Task to complete -> The required result is the exact run of lines beginning at the one containing "Convert this screenshot" and ending at the last line of the entries.

Figure record listings ->
[START]

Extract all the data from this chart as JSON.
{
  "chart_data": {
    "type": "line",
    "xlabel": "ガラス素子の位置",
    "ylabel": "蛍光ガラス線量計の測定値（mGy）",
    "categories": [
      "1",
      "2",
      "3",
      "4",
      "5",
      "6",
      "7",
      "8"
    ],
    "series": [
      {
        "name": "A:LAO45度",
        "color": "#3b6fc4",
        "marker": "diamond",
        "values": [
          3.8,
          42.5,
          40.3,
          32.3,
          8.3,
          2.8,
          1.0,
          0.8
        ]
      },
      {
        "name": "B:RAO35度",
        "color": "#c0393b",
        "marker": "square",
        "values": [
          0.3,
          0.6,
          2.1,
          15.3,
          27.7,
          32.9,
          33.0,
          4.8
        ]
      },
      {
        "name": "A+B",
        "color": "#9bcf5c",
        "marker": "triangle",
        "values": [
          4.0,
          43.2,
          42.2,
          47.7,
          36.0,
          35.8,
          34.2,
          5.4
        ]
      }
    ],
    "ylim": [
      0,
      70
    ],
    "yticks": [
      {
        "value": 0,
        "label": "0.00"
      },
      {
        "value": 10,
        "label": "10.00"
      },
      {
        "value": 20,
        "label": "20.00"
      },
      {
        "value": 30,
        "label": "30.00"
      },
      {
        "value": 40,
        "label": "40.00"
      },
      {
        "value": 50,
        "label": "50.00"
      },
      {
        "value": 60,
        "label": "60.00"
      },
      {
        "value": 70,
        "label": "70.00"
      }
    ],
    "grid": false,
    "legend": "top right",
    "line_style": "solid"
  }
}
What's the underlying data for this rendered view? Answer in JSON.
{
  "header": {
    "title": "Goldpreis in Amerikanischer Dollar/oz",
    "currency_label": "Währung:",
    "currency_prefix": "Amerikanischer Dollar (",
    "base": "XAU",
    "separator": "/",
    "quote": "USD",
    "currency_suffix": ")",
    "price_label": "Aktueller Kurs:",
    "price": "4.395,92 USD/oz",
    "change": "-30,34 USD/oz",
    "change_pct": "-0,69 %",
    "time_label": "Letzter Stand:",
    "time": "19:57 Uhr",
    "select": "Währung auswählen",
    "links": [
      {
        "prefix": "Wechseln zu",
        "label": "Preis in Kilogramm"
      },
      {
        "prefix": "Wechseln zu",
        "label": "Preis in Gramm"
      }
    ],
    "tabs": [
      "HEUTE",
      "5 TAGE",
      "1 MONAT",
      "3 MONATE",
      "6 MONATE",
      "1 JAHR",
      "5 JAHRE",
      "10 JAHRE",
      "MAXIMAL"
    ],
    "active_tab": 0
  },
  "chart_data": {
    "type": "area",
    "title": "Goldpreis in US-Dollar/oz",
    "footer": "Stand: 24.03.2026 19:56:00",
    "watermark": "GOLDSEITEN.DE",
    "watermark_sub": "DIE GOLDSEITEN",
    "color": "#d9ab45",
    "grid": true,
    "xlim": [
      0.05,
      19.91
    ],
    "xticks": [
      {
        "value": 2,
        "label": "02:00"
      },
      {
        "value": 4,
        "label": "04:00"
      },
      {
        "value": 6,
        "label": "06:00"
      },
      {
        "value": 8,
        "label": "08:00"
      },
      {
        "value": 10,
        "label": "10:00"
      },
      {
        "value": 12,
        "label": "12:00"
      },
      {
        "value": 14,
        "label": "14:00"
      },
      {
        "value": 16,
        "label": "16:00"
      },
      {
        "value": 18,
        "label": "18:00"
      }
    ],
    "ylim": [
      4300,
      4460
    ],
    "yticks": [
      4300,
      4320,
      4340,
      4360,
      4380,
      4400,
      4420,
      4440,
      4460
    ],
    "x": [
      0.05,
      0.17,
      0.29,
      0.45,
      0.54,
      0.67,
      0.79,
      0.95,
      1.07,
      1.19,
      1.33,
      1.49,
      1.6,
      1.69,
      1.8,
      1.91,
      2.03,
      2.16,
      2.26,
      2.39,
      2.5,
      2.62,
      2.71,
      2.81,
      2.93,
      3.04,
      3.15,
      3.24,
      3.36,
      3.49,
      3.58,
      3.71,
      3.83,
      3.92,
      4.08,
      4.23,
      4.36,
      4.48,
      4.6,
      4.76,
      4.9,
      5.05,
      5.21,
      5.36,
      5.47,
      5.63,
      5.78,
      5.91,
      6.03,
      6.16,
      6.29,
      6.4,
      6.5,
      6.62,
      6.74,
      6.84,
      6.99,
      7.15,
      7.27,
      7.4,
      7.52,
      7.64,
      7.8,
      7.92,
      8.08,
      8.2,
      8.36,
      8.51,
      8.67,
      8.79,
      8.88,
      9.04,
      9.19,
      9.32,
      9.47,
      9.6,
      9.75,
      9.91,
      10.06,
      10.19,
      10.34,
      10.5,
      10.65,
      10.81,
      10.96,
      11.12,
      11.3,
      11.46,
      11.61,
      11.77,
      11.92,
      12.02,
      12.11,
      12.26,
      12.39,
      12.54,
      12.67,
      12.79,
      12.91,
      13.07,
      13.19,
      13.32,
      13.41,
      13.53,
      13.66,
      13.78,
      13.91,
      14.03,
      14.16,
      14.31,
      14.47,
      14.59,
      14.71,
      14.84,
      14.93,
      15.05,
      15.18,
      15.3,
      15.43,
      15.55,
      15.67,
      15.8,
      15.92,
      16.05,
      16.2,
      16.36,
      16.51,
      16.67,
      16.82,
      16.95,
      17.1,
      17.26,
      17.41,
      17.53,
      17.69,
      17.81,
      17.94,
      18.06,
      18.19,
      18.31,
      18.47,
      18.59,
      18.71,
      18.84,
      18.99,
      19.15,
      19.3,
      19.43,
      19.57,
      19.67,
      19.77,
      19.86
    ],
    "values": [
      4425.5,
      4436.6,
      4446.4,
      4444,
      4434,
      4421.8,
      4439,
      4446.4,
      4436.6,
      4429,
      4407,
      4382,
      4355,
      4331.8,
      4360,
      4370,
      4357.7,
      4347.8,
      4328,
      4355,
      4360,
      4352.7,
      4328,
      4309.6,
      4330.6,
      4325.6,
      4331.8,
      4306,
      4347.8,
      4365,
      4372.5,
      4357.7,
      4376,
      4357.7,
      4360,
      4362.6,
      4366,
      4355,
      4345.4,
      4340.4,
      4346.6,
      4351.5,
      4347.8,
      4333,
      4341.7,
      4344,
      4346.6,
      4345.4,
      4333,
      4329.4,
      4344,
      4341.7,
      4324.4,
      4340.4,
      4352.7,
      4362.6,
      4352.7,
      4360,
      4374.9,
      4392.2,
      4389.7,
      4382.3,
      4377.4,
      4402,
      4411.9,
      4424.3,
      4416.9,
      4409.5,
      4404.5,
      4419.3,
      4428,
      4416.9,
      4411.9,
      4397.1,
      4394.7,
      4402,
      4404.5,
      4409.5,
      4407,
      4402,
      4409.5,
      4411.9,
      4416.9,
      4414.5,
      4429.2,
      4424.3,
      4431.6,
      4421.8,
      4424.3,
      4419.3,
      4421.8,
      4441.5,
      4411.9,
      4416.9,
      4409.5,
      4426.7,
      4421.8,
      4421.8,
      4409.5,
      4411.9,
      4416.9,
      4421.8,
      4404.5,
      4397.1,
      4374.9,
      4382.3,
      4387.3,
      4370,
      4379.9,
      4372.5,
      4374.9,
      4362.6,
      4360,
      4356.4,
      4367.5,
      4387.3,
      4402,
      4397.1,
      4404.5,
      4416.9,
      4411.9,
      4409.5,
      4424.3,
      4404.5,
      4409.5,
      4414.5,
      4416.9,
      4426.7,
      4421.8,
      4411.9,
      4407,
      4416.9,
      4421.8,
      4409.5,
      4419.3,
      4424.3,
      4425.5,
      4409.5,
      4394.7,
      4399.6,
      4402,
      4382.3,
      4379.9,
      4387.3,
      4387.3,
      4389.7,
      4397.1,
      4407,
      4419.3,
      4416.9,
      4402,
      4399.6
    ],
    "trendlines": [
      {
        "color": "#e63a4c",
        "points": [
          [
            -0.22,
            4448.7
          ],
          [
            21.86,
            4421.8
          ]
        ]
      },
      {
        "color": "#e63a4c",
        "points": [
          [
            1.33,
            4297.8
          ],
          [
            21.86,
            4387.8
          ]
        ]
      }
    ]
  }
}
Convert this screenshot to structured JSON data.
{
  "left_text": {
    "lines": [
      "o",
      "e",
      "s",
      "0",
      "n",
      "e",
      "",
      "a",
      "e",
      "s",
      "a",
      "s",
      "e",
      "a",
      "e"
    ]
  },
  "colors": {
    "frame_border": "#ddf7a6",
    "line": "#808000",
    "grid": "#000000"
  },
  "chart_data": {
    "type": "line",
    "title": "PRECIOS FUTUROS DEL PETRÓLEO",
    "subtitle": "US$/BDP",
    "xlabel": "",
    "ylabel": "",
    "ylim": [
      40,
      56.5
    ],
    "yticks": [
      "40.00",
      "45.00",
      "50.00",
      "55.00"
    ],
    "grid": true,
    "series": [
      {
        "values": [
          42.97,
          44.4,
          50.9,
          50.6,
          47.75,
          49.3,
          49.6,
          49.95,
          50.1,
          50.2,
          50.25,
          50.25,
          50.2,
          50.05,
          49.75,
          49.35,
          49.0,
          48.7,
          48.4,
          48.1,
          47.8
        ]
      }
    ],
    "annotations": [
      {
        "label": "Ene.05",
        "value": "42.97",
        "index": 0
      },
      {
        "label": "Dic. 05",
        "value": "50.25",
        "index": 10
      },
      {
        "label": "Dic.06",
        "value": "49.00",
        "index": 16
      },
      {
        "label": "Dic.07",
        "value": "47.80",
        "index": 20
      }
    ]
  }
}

[END]

Answer to the exercise ->
Convert this screenshot to structured JSON data.
{
  "left_text": {
    "lines": [
      "o",
      "e",
      "s",
      "0",
      "n",
      "e",
      "",
      "a",
      "e",
      "s",
      "a",
      "s",
      "e",
      "a",
      "e"
    ]
  },
  "colors": {
    "frame_border": "#ddf7a6",
    "line": "#808000",
    "grid": "#000000"
  },
  "chart_data": {
    "type": "line",
    "title": "PRECIOS FUTUROS DEL PETRÓLEO",
    "subtitle": "US$/BDP",
    "xlabel": "",
    "ylabel": "",
    "ylim": [
      40,
      56.5
    ],
    "yticks": [
      "40.00",
      "45.00",
      "50.00",
      "55.00"
    ],
    "grid": true,
    "series": [
      {
        "values": [
          42.97,
          44.4,
          50.9,
          50.6,
          47.75,
          49.3,
          49.6,
          49.95,
          50.1,
          50.2,
          50.25,
          50.25,
          50.2,
          50.05,
          49.75,
          49.35,
          49.0,
          48.7,
          48.4,
          48.1,
          47.8
        ]
      }
    ],
    "annotations": [
      {
        "label": "Ene.05",
        "value": "42.97",
        "index": 0
      },
      {
        "label": "Dic. 05",
        "value": "50.25",
        "index": 10
      },
      {
        "label": "Dic.06",
        "value": "49.00",
        "index": 16
      },
      {
        "label": "Dic.07",
        "value": "47.80",
        "index": 20
      }
    ]
  }
}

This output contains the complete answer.